We’ve spent much time in this book dissecting how to improve our recommendations, making them more personalized and relevant to an individual user. Along the way you’ve learned that latent relationships between users and user-personas encode important information about shared preferences. Unfortunately, there is a serious downside in all of this – bias.

For the purposes of our discussion, we’ll talk about the two most important kinds of bias for recommendation systems:

overly redundant or self-similar sets of recommendations
stereotypes learned by AI systems.

First, we’ll delve into the crucial element of diversity in recommendation outputs. As critical as it is for a recommendation system to offer relevant choices to users, it is essential to ensure there is a variety of recommendations. Diversity not only safeguards against overspecialization, but it also promotes novel and serendipitous discoveries, enriching the overall user experience.

The balance between relevance and diversity is delicate and can be very tricky. It challenges the algorithm to go beyond merely echoing the past behavior of users and encourages an exploration of new territories, hopefully providing a more holistically positive experience with the content.

This kind of bias is primarily a technical challenge – how does one satisfy the multi-objectives of diverse recommendations and highly relevant ones?

Then, we’ll consider the intrinsic and extrinsic biases in recommendation systems as an often-unintended yet significant consequence of both the underlying algorithms and the data they learn from. Systemic biases in data collection or algorithmic design can result in prejudiced outputs, leading to ethical and fairness issues. Moreover, they may create echo chambers or filter bubbles, curtailing users’ exposure to a broader range of content and inadvertently reinforcing pre-existing beliefs.

_What is needed_:
According to the passage on bias in recommendation systems, what two kinds of bias are the most important? The data entries are not needed for the task.

[Data entries]
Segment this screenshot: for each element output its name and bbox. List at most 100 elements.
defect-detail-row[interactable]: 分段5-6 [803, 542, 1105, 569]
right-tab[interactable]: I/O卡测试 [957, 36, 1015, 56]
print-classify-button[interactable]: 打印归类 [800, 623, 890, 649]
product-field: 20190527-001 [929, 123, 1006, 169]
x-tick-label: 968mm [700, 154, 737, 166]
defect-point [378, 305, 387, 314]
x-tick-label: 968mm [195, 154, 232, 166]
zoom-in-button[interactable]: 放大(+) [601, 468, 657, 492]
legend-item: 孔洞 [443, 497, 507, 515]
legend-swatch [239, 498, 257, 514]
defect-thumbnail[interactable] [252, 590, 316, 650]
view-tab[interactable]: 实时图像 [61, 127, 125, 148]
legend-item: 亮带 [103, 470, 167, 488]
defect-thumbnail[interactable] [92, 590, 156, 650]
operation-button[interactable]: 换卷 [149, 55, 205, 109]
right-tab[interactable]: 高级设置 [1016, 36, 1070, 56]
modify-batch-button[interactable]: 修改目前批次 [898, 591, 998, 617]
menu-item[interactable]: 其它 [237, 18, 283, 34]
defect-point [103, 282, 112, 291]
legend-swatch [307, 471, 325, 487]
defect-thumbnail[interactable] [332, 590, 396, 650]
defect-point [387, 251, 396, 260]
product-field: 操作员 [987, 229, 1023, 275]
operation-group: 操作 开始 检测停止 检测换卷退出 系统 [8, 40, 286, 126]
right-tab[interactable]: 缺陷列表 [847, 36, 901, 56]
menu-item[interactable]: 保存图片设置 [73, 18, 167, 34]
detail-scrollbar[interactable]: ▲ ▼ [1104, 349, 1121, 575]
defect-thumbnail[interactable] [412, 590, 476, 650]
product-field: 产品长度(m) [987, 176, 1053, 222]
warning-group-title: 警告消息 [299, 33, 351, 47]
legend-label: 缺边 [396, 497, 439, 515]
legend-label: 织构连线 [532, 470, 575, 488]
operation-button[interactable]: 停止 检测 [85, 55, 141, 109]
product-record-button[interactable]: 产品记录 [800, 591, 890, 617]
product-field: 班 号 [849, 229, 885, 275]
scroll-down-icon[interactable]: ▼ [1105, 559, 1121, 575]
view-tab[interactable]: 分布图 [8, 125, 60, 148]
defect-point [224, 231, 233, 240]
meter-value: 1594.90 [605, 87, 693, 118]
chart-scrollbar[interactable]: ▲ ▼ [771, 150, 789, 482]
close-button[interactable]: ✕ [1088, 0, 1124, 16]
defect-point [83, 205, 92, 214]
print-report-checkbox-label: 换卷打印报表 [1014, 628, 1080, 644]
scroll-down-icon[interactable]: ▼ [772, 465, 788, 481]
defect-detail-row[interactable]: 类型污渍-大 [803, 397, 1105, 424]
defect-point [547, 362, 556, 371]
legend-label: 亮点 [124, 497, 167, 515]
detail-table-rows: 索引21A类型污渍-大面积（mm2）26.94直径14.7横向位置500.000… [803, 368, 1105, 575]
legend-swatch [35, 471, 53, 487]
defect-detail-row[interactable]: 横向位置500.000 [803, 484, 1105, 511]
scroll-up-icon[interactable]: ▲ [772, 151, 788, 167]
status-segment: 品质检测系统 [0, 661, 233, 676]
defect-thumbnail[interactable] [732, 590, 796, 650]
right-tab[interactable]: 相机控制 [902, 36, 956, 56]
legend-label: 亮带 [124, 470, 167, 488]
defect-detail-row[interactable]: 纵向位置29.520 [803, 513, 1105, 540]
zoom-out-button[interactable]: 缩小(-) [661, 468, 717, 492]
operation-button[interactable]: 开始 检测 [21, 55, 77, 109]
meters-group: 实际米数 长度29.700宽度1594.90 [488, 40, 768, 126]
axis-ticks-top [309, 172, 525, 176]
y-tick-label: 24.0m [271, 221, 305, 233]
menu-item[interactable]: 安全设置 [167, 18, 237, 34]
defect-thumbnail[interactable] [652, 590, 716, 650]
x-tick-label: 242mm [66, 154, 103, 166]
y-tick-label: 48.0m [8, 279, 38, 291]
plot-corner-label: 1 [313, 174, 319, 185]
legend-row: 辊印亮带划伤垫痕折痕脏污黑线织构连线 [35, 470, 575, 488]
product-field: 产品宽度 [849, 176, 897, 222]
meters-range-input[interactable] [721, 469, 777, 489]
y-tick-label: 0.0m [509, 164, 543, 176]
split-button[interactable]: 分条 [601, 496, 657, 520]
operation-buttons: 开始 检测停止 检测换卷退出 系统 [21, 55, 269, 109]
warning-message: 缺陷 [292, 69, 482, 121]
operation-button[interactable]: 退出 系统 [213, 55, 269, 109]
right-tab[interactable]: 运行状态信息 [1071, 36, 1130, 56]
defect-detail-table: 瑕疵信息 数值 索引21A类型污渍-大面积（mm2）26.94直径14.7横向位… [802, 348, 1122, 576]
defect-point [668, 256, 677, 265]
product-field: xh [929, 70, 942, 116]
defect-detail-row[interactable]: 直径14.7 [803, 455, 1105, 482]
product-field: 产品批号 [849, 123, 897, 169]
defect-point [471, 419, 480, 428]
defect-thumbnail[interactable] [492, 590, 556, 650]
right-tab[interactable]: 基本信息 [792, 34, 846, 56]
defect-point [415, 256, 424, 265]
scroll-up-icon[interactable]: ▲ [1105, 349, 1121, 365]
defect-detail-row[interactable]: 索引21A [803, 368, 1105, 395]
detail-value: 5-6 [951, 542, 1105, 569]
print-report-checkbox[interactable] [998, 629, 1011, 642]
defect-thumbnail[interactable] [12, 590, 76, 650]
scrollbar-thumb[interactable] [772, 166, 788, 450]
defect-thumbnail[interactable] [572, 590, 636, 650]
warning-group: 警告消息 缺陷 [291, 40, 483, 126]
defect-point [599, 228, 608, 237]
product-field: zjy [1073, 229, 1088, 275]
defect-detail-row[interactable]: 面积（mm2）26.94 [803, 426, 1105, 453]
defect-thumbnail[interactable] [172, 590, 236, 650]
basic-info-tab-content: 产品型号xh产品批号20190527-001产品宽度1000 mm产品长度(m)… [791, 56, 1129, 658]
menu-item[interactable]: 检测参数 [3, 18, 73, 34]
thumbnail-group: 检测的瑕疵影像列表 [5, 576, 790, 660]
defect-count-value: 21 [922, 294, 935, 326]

_Full answer_:
Overly redundant or self-similar sets of recommendations, and stereotypes learned by AI systems.